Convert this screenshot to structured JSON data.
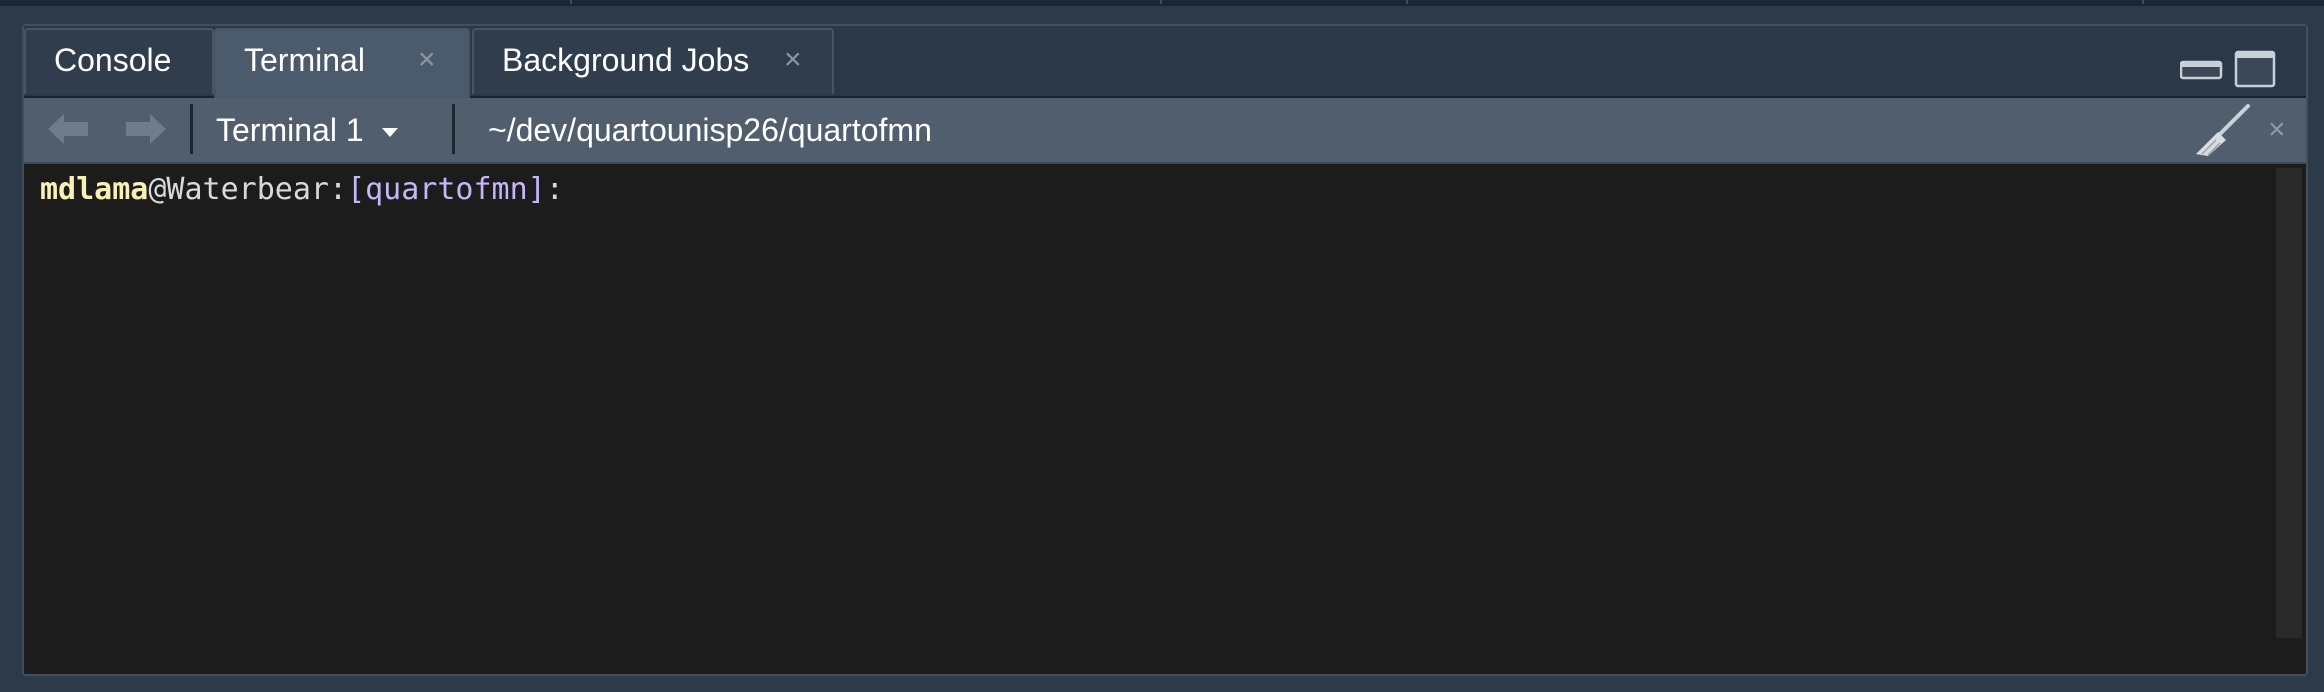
{
  "tabs": [
    {
      "label": "Console",
      "active": false,
      "closable": false
    },
    {
      "label": "Terminal",
      "active": true,
      "closable": true
    },
    {
      "label": "Background Jobs",
      "active": false,
      "closable": true
    }
  ],
  "tab_close_glyph": "×",
  "toolbar": {
    "terminal_selector": "Terminal 1",
    "path": "~/dev/quartounisp26/quartofmn",
    "close_glyph": "×",
    "icons": [
      "back-arrow-icon",
      "forward-arrow-icon",
      "dropdown-caret-icon",
      "broom-icon",
      "close-icon"
    ]
  },
  "pane_controls": [
    "minimize-icon",
    "maximize-icon"
  ],
  "terminal": {
    "prompt_user": "mdlama",
    "prompt_host": "@Waterbear:",
    "prompt_dir": "[quartofmn]",
    "prompt_suffix": ":"
  },
  "colors": {
    "prompt_user": "#f9f0b4",
    "prompt_dir": "#c6b6f7",
    "terminal_bg": "#1c1c1c",
    "tab_active": "#4c5b6b",
    "toolbar": "#505e6d"
  }
}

**Problem requirements**
All of the entries need to be transcribed word for word; pictures are left out.

**Result of this task**
Convert this screenshot to structured JSON data.
{
  "tabs": [
    {
      "label": "Console",
      "active": false,
      "closable": false
    },
    {
      "label": "Terminal",
      "active": true,
      "closable": true
    },
    {
      "label": "Background Jobs",
      "active": false,
      "closable": true
    }
  ],
  "tab_close_glyph": "×",
  "toolbar": {
    "terminal_selector": "Terminal 1",
    "path": "~/dev/quartounisp26/quartofmn",
    "close_glyph": "×",
    "icons": [
      "back-arrow-icon",
      "forward-arrow-icon",
      "dropdown-caret-icon",
      "broom-icon",
      "close-icon"
    ]
  },
  "pane_controls": [
    "minimize-icon",
    "maximize-icon"
  ],
  "terminal": {
    "prompt_user": "mdlama",
    "prompt_host": "@Waterbear:",
    "prompt_dir": "[quartofmn]",
    "prompt_suffix": ":"
  },
  "colors": {
    "prompt_user": "#f9f0b4",
    "prompt_dir": "#c6b6f7",
    "terminal_bg": "#1c1c1c",
    "tab_active": "#4c5b6b",
    "toolbar": "#505e6d"
  }
}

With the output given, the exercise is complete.